■ **WORK TO BE COMPLETED**
Send back the entries below exactly as they appear.

Records contained in a dataset:
________________

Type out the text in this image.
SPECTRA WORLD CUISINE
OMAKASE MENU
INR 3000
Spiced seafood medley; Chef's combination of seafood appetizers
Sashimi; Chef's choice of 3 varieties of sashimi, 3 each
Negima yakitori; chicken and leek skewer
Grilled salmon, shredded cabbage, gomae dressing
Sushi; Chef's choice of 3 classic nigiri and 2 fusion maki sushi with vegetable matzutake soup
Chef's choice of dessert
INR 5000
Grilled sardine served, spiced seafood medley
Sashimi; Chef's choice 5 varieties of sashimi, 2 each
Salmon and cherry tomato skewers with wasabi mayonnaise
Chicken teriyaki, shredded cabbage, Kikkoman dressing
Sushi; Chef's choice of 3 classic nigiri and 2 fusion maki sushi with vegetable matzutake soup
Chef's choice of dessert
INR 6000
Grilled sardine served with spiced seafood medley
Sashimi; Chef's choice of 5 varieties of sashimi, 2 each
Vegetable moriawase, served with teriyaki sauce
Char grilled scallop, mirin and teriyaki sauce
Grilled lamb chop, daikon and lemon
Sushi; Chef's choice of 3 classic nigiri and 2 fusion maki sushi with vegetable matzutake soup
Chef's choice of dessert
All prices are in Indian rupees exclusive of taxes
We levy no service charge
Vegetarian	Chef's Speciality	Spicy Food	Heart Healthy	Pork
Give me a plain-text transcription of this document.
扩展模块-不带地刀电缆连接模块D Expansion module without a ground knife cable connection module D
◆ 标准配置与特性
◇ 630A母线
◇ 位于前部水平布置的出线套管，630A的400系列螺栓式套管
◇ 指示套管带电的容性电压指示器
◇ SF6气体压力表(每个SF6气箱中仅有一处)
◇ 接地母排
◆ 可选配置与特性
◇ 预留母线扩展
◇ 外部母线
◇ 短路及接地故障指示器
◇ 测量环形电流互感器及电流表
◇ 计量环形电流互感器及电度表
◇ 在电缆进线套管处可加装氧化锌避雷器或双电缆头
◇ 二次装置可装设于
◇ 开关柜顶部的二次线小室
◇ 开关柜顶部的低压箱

________________

■ **RESPONSE**
Type out the text in this image.
SPECTRA WORLD CUISINE
OMAKASE MENU
INR 3000
Spiced seafood medley; Chef's combination of seafood appetizers
Sashimi; Chef's choice of 3 varieties of sashimi, 3 each
Negima yakitori; chicken and leek skewer
Grilled salmon, shredded cabbage, gomae dressing
Sushi; Chef's choice of 3 classic nigiri and 2 fusion maki sushi with vegetable matzutake soup
Chef's choice of dessert
INR 5000
Grilled sardine served, spiced seafood medley
Sashimi; Chef's choice 5 varieties of sashimi, 2 each
Salmon and cherry tomato skewers with wasabi mayonnaise
Chicken teriyaki, shredded cabbage, Kikkoman dressing
Sushi; Chef's choice of 3 classic nigiri and 2 fusion maki sushi with vegetable matzutake soup
Chef's choice of dessert
INR 6000
Grilled sardine served with spiced seafood medley
Sashimi; Chef's choice of 5 varieties of sashimi, 2 each
Vegetable moriawase, served with teriyaki sauce
Char grilled scallop, mirin and teriyaki sauce
Grilled lamb chop, daikon and lemon
Sushi; Chef's choice of 3 classic nigiri and 2 fusion maki sushi with vegetable matzutake soup
Chef's choice of dessert
All prices are in Indian rupees exclusive of taxes
We levy no service charge
Vegetarian	Chef's Speciality	Spicy Food	Heart Healthy	Pork
Give me a plain-text transcription of this document.
扩展模块-不带地刀电缆连接模块D Expansion module without a ground knife cable connection module D
◆ 标准配置与特性
◇ 630A母线
◇ 位于前部水平布置的出线套管，630A的400系列螺栓式套管
◇ 指示套管带电的容性电压指示器
◇ SF6气体压力表(每个SF6气箱中仅有一处)
◇ 接地母排
◆ 可选配置与特性
◇ 预留母线扩展
◇ 外部母线
◇ 短路及接地故障指示器
◇ 测量环形电流互感器及电流表
◇ 计量环形电流互感器及电度表
◇ 在电缆进线套管处可加装氧化锌避雷器或双电缆头
◇ 二次装置可装设于
◇ 开关柜顶部的二次线小室
◇ 开关柜顶部的低压箱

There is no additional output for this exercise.